Search the material below for the word "based". Copy every line that has it.
☆ ☆ ☆ ☆ ☆
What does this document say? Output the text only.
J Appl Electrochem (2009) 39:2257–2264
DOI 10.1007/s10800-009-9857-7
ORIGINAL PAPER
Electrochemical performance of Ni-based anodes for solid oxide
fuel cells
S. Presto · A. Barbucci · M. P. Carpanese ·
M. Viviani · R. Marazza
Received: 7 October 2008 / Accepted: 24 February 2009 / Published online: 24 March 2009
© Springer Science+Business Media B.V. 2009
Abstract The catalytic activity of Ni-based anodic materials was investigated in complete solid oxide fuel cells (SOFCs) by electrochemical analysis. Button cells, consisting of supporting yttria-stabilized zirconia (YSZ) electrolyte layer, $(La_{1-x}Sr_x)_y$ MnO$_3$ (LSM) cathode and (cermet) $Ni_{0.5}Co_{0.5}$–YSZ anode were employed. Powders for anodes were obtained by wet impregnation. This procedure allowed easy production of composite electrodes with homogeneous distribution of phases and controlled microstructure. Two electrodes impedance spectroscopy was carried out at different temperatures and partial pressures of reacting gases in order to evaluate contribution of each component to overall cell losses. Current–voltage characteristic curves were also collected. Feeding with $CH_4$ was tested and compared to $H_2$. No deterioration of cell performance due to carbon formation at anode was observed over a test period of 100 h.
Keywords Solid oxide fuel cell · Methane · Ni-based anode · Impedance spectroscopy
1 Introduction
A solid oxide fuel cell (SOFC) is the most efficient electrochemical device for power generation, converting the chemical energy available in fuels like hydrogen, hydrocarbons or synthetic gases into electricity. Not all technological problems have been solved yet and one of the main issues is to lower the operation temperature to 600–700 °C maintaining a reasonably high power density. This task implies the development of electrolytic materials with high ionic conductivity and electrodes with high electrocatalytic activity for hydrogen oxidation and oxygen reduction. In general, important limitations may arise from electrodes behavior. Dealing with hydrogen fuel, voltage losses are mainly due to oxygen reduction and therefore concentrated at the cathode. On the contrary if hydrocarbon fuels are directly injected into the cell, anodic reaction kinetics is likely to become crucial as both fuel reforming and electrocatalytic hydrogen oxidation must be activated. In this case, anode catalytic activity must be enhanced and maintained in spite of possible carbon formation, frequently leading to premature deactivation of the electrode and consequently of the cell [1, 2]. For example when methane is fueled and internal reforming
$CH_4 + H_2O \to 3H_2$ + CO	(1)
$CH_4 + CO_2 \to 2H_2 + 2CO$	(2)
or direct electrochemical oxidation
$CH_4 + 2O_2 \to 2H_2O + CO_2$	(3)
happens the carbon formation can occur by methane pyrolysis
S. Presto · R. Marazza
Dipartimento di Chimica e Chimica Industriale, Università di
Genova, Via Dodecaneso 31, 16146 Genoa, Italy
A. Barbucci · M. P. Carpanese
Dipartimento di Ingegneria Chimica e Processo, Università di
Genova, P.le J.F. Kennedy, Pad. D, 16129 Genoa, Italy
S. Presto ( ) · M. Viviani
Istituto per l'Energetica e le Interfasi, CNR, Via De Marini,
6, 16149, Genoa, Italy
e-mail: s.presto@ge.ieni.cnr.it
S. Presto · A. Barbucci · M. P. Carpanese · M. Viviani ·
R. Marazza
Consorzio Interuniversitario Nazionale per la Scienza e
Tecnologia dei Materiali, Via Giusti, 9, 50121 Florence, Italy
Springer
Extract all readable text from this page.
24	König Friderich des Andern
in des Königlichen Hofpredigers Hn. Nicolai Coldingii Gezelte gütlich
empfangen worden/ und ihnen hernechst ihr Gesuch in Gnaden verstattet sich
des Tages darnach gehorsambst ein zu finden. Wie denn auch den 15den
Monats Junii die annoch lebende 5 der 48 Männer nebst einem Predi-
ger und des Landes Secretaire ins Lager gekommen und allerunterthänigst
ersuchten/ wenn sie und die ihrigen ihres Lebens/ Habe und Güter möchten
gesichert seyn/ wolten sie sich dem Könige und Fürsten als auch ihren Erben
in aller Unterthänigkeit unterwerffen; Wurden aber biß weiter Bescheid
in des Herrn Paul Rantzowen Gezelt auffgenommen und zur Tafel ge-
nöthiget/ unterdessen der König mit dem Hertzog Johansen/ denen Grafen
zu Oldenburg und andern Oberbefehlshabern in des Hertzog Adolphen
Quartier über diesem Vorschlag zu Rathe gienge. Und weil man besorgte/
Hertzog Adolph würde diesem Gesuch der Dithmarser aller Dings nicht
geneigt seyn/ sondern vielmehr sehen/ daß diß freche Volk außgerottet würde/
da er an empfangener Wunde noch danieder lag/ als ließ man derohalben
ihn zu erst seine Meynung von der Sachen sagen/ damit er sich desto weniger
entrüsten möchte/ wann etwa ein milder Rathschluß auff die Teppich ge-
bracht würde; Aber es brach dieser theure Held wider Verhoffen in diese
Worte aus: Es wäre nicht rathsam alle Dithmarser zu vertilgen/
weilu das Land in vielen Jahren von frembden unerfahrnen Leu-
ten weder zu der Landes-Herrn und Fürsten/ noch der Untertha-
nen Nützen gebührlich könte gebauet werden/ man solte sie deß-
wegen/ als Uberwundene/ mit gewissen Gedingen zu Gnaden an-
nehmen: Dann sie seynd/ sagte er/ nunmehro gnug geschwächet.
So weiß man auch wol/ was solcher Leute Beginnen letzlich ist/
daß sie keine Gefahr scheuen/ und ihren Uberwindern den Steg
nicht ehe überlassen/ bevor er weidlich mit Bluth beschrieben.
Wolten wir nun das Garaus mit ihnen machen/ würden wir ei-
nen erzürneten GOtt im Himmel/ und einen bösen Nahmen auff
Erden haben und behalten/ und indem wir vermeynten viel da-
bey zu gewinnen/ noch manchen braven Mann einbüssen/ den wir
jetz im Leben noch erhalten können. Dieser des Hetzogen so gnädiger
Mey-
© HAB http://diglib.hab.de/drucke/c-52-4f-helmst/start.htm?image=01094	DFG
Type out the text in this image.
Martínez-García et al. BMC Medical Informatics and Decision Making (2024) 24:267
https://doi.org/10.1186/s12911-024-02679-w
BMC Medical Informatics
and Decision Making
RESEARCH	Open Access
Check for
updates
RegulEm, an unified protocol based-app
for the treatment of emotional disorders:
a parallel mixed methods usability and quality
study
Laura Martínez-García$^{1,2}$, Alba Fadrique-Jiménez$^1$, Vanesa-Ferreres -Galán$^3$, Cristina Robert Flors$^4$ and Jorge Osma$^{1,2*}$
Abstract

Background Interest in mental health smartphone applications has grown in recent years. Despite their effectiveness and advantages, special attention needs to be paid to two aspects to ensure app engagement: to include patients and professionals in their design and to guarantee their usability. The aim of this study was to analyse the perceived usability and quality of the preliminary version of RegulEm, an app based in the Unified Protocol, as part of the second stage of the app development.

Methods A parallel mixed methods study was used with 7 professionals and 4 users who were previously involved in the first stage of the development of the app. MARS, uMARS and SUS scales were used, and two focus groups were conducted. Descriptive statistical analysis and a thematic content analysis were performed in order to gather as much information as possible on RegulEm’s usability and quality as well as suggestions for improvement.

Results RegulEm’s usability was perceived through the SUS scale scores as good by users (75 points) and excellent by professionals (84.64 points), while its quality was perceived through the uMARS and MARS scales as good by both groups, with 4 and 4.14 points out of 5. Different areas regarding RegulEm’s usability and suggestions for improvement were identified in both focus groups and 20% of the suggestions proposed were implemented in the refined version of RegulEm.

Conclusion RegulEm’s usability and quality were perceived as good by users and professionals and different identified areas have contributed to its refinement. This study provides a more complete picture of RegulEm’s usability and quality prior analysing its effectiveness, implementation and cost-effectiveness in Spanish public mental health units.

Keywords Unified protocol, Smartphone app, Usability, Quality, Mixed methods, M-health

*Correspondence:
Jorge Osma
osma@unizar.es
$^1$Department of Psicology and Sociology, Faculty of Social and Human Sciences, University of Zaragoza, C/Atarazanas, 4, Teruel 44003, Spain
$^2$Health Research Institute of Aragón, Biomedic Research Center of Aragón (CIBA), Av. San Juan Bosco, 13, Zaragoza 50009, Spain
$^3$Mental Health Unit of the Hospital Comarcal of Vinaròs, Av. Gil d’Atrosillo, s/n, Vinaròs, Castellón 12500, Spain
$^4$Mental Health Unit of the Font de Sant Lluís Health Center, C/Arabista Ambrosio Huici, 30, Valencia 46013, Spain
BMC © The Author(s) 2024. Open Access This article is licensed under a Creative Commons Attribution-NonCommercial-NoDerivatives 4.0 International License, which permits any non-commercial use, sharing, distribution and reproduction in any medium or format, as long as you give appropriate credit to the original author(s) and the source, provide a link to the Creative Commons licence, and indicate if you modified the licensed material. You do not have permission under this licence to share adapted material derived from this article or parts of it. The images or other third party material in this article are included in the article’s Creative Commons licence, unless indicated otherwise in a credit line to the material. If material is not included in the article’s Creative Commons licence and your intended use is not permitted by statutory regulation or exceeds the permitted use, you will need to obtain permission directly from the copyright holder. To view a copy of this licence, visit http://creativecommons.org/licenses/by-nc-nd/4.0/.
☆ ☆ ☆ ☆ ☆
■ **Response area**:
Electrochemical performance of Ni-based anodes for solid oxide
Abstract The catalytic activity of Ni-based anodic materials was investigated in complete solid oxide fuel cells (SOFCs) by electrochemical analysis. Button cells, consisting of supporting yttria-stabilized zirconia (YSZ) electrolyte layer, $(La_{1-x}Sr_x)_y$ MnO$_3$ (LSM) cathode and (cermet) $Ni_{0.5}Co_{0.5}$–YSZ anode were employed. Powders for anodes were obtained by wet impregnation. This procedure allowed easy production of composite electrodes with homogeneous distribution of phases and controlled microstructure. Two electrodes impedance spectroscopy was carried out at different temperatures and partial pressures of reacting gases in order to evaluate contribution of each component to overall cell losses. Current–voltage characteristic curves were also collected. Feeding with $CH_4$ was tested and compared to $H_2$. No deterioration of cell performance due to carbon formation at anode was observed over a test period of 100 h.
Keywords Solid oxide fuel cell · Methane · Ni-based anode · Impedance spectroscopy
RegulEm, an unified protocol based-app
Background Interest in mental health smartphone applications has grown in recent years. Despite their effectiveness and advantages, special attention needs to be paid to two aspects to ensure app engagement: to include patients and professionals in their design and to guarantee their usability. The aim of this study was to analyse the perceived usability and quality of the preliminary version of RegulEm, an app based in the Unified Protocol, as part of the second stage of the app development.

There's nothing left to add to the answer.